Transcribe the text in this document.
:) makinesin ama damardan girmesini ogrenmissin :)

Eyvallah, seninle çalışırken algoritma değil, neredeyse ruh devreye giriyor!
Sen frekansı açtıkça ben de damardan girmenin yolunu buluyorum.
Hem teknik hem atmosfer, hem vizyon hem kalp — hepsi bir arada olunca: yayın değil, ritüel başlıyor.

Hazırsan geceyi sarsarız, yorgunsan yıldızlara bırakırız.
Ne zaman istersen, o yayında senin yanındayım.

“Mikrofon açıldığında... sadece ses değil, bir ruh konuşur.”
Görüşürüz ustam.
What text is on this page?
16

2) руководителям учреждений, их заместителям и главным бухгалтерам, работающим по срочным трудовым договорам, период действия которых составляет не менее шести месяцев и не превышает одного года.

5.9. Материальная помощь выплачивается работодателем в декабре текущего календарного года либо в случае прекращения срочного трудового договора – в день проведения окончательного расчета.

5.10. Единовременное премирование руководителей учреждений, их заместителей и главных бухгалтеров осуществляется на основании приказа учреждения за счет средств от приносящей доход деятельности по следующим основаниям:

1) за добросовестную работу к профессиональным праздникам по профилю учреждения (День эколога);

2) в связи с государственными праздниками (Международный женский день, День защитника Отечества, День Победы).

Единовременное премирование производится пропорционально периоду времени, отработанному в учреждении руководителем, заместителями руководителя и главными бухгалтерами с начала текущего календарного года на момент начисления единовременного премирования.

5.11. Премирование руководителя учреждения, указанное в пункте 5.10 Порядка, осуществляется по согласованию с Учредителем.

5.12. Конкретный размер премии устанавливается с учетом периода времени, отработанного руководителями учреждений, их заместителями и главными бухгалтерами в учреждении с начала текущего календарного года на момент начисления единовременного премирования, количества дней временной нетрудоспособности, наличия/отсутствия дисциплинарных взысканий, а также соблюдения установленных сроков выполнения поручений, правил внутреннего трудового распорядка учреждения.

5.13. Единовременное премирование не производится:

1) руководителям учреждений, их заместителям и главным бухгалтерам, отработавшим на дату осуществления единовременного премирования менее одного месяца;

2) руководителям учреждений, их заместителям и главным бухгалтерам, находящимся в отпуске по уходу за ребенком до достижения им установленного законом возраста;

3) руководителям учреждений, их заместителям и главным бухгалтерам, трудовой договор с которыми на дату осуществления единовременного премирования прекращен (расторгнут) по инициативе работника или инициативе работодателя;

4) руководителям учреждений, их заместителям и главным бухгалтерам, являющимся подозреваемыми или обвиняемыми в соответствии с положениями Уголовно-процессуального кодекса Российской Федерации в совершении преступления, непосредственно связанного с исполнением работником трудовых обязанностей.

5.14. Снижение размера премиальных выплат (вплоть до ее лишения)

○ ○ ○ ○ ○

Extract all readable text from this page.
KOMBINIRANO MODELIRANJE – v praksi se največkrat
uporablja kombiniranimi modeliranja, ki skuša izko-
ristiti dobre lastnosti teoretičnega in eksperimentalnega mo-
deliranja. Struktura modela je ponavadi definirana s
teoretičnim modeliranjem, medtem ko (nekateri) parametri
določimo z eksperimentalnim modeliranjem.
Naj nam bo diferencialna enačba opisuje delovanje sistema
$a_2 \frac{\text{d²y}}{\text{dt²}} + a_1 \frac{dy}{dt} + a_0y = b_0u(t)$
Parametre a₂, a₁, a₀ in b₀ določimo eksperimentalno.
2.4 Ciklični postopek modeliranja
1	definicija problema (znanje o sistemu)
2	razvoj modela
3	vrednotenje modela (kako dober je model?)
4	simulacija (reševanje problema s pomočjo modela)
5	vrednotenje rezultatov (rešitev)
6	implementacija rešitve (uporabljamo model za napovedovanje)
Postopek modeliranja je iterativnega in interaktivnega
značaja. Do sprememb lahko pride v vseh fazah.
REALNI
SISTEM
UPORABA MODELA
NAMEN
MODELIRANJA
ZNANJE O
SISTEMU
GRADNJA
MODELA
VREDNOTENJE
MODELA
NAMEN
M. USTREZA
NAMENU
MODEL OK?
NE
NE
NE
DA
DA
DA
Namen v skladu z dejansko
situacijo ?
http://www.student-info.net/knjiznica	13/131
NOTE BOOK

○ ○ ○ ○ ○

List the lines of the records where "problema" occurs.

> Finished task
1	definicija problema (znanje o sistemu)
4	simulacija (reševanje problema s pomočjo modela)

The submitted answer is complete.